The total RNA was extracted from the cells using the TRIzol reagent (Takara) following the protocol and then reverse transcribed to cDNA. The sequences of primer pairs were as follows: Nup98 (forward) 5′-CTCCACCACTAATTCAGGCTTT-3′ and Nup98 (reverse) 5′-GAGGCTGGTAGTCTGCTGATT-3′; RORγT (forward) 5′-CAAAGCAGGAGCAATGGAAGTG-3′ and RORγT (reverse) 5′-GGAGTGGGAGAAGTCAAAGATG-3′; IL-17 (forward) 5′-CCTCAGACTACCTCAACCGTTC-3′ and IL-17 (reverse) 5′-TTCATGTGGTGGTCCAGCTTTC-3′; β-actin (forward) 5′-AAGGCCAACCGTGAAAAGAT-3′and β-actin (reverse) 5′-GTGGTACGACCAGAGGCATAC-3′; CVB (forward)5′-CGGTACCTTTGTGCGCCTGT-3′ and CVB (reverse) 5′-CAGGCCGCCAACGCAGCC-3′. After an initial denaturation step at 94°C for 3 min, 40 cycles were carried out, each of which consisted of the following three steps: denaturation at 94°C for 30 s, annealing at 58°C for 30 s, and extension at 72°C for 30 s. All the reactions were conducted at least in duplicate for each sample. The gene expression was analyzed using the real-time fluorescent quantitative PCR system (Bio-rad). The level of gene expression was calculated by the 2^−ΔΔCt.
□ □ □ □ □ □ □
* [What you need to do]
Answer these questions using the PCR methods passage above.
(a) What reagent was used to extract total RNA from the cells?
(b) At what temperature and for how long did each annealing step run?
(c) By what method was the level of gene expression calculated?
□ □ □ □ □ □ □
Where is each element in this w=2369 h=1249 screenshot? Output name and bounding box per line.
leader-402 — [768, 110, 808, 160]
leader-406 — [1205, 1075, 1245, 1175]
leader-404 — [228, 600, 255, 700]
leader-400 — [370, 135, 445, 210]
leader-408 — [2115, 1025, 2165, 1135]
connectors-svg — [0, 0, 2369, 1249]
□ □ □ □ □ □ □
* [Solution to the exercise]
(a) The TRIzol reagent (Takara)
(b) At 58°C for 30 s
(c) By the 2^−ΔΔCt method